§ **What is being asked**
Your task is to repeat the listing exactly.

----

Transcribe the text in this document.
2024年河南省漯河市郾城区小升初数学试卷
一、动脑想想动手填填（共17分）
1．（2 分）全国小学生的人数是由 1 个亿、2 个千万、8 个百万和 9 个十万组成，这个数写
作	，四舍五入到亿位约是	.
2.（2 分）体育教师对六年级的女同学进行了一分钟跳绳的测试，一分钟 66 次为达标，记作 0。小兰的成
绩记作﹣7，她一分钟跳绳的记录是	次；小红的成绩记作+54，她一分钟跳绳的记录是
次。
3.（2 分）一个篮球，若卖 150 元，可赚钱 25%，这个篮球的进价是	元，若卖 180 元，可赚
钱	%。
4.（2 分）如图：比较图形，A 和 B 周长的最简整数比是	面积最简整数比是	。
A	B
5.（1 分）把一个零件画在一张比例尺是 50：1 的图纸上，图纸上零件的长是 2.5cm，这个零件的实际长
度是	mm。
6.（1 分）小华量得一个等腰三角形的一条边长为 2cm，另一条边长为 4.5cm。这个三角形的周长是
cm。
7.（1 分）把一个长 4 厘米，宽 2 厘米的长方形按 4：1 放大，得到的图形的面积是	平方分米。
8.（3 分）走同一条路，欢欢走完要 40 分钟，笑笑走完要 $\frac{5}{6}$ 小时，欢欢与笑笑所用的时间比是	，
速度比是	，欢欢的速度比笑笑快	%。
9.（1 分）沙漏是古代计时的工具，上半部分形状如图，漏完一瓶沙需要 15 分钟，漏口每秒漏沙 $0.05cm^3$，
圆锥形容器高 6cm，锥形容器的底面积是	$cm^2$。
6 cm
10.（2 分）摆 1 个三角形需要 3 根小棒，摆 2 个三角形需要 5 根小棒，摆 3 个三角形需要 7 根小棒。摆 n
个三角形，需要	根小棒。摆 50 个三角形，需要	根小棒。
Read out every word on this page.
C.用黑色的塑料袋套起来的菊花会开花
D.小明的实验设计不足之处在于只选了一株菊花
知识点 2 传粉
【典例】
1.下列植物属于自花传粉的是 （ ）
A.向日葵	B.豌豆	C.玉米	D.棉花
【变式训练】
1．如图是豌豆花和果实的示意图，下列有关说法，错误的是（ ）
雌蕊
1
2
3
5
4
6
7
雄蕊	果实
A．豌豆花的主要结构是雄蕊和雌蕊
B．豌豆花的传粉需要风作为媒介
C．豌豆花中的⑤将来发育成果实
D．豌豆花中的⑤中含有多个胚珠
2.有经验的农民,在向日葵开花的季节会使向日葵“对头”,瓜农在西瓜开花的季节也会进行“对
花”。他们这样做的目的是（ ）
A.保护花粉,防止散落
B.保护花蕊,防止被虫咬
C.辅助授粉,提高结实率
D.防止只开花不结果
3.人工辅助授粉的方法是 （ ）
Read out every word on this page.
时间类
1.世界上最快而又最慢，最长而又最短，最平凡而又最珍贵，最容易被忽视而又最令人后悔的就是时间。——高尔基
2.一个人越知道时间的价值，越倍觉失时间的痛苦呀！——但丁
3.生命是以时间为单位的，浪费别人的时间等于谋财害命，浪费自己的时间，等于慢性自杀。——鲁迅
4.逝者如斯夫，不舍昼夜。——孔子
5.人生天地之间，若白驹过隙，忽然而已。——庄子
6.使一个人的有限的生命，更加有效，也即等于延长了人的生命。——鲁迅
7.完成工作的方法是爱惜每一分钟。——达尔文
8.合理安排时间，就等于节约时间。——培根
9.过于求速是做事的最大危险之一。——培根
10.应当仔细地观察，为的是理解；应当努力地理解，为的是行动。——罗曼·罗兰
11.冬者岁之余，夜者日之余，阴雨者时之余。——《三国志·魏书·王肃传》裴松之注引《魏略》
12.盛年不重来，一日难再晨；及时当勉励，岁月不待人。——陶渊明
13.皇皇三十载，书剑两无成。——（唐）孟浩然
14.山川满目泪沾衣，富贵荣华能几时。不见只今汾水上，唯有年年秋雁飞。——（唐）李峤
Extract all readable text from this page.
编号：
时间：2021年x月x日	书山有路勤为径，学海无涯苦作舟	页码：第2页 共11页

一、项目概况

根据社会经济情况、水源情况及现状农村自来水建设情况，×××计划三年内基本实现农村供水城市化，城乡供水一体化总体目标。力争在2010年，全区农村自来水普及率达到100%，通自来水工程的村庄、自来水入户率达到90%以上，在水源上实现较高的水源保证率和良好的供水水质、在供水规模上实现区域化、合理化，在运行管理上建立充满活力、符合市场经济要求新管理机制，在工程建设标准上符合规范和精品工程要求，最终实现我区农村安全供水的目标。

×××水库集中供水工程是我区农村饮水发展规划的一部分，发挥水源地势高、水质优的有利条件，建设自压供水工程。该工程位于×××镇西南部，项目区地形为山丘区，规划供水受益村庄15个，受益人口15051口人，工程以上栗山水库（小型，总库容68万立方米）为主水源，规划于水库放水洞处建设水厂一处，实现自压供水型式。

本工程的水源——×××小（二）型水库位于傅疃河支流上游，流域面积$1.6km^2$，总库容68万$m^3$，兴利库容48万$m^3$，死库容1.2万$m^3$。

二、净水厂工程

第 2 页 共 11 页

----

§ **Written answer**
Transcribe the text in this document.
2024年河南省漯河市郾城区小升初数学试卷
一、动脑想想动手填填（共17分）
1．（2 分）全国小学生的人数是由 1 个亿、2 个千万、8 个百万和 9 个十万组成，这个数写
作	，四舍五入到亿位约是	.
2.（2 分）体育教师对六年级的女同学进行了一分钟跳绳的测试，一分钟 66 次为达标，记作 0。小兰的成
绩记作﹣7，她一分钟跳绳的记录是	次；小红的成绩记作+54，她一分钟跳绳的记录是
次。
3.（2 分）一个篮球，若卖 150 元，可赚钱 25%，这个篮球的进价是	元，若卖 180 元，可赚
钱	%。
4.（2 分）如图：比较图形，A 和 B 周长的最简整数比是	面积最简整数比是	。
A	B
5.（1 分）把一个零件画在一张比例尺是 50：1 的图纸上，图纸上零件的长是 2.5cm，这个零件的实际长
度是	mm。
6.（1 分）小华量得一个等腰三角形的一条边长为 2cm，另一条边长为 4.5cm。这个三角形的周长是
cm。
7.（1 分）把一个长 4 厘米，宽 2 厘米的长方形按 4：1 放大，得到的图形的面积是	平方分米。
8.（3 分）走同一条路，欢欢走完要 40 分钟，笑笑走完要 $\frac{5}{6}$ 小时，欢欢与笑笑所用的时间比是	，
速度比是	，欢欢的速度比笑笑快	%。
9.（1 分）沙漏是古代计时的工具，上半部分形状如图，漏完一瓶沙需要 15 分钟，漏口每秒漏沙 $0.05cm^3$，
圆锥形容器高 6cm，锥形容器的底面积是	$cm^2$。
6 cm
10.（2 分）摆 1 个三角形需要 3 根小棒，摆 2 个三角形需要 5 根小棒，摆 3 个三角形需要 7 根小棒。摆 n
个三角形，需要	根小棒。摆 50 个三角形，需要	根小棒。
Read out every word on this page.
C.用黑色的塑料袋套起来的菊花会开花
D.小明的实验设计不足之处在于只选了一株菊花
知识点 2 传粉
【典例】
1.下列植物属于自花传粉的是 （ ）
A.向日葵	B.豌豆	C.玉米	D.棉花
【变式训练】
1．如图是豌豆花和果实的示意图，下列有关说法，错误的是（ ）
雌蕊
1
2
3
5
4
6
7
雄蕊	果实
A．豌豆花的主要结构是雄蕊和雌蕊
B．豌豆花的传粉需要风作为媒介
C．豌豆花中的⑤将来发育成果实
D．豌豆花中的⑤中含有多个胚珠
2.有经验的农民,在向日葵开花的季节会使向日葵“对头”,瓜农在西瓜开花的季节也会进行“对
花”。他们这样做的目的是（ ）
A.保护花粉,防止散落
B.保护花蕊,防止被虫咬
C.辅助授粉,提高结实率
D.防止只开花不结果
3.人工辅助授粉的方法是 （ ）
Read out every word on this page.
时间类
1.世界上最快而又最慢，最长而又最短，最平凡而又最珍贵，最容易被忽视而又最令人后悔的就是时间。——高尔基
2.一个人越知道时间的价值，越倍觉失时间的痛苦呀！——但丁
3.生命是以时间为单位的，浪费别人的时间等于谋财害命，浪费自己的时间，等于慢性自杀。——鲁迅
4.逝者如斯夫，不舍昼夜。——孔子
5.人生天地之间，若白驹过隙，忽然而已。——庄子
6.使一个人的有限的生命，更加有效，也即等于延长了人的生命。——鲁迅
7.完成工作的方法是爱惜每一分钟。——达尔文
8.合理安排时间，就等于节约时间。——培根
9.过于求速是做事的最大危险之一。——培根
10.应当仔细地观察，为的是理解；应当努力地理解，为的是行动。——罗曼·罗兰
11.冬者岁之余，夜者日之余，阴雨者时之余。——《三国志·魏书·王肃传》裴松之注引《魏略》
12.盛年不重来，一日难再晨；及时当勉励，岁月不待人。——陶渊明
13.皇皇三十载，书剑两无成。——（唐）孟浩然
14.山川满目泪沾衣，富贵荣华能几时。不见只今汾水上，唯有年年秋雁飞。——（唐）李峤
Extract all readable text from this page.
编号：
时间：2021年x月x日	书山有路勤为径，学海无涯苦作舟	页码：第2页 共11页

一、项目概况

根据社会经济情况、水源情况及现状农村自来水建设情况，×××计划三年内基本实现农村供水城市化，城乡供水一体化总体目标。力争在2010年，全区农村自来水普及率达到100%，通自来水工程的村庄、自来水入户率达到90%以上，在水源上实现较高的水源保证率和良好的供水水质、在供水规模上实现区域化、合理化，在运行管理上建立充满活力、符合市场经济要求新管理机制，在工程建设标准上符合规范和精品工程要求，最终实现我区农村安全供水的目标。

×××水库集中供水工程是我区农村饮水发展规划的一部分，发挥水源地势高、水质优的有利条件，建设自压供水工程。该工程位于×××镇西南部，项目区地形为山丘区，规划供水受益村庄15个，受益人口15051口人，工程以上栗山水库（小型，总库容68万立方米）为主水源，规划于水库放水洞处建设水厂一处，实现自压供水型式。

本工程的水源——×××小（二）型水库位于傅疃河支流上游，流域面积$1.6km^2$，总库容68万$m^3$，兴利库容48万$m^3$，死库容1.2万$m^3$。

二、净水厂工程

第 2 页 共 11 页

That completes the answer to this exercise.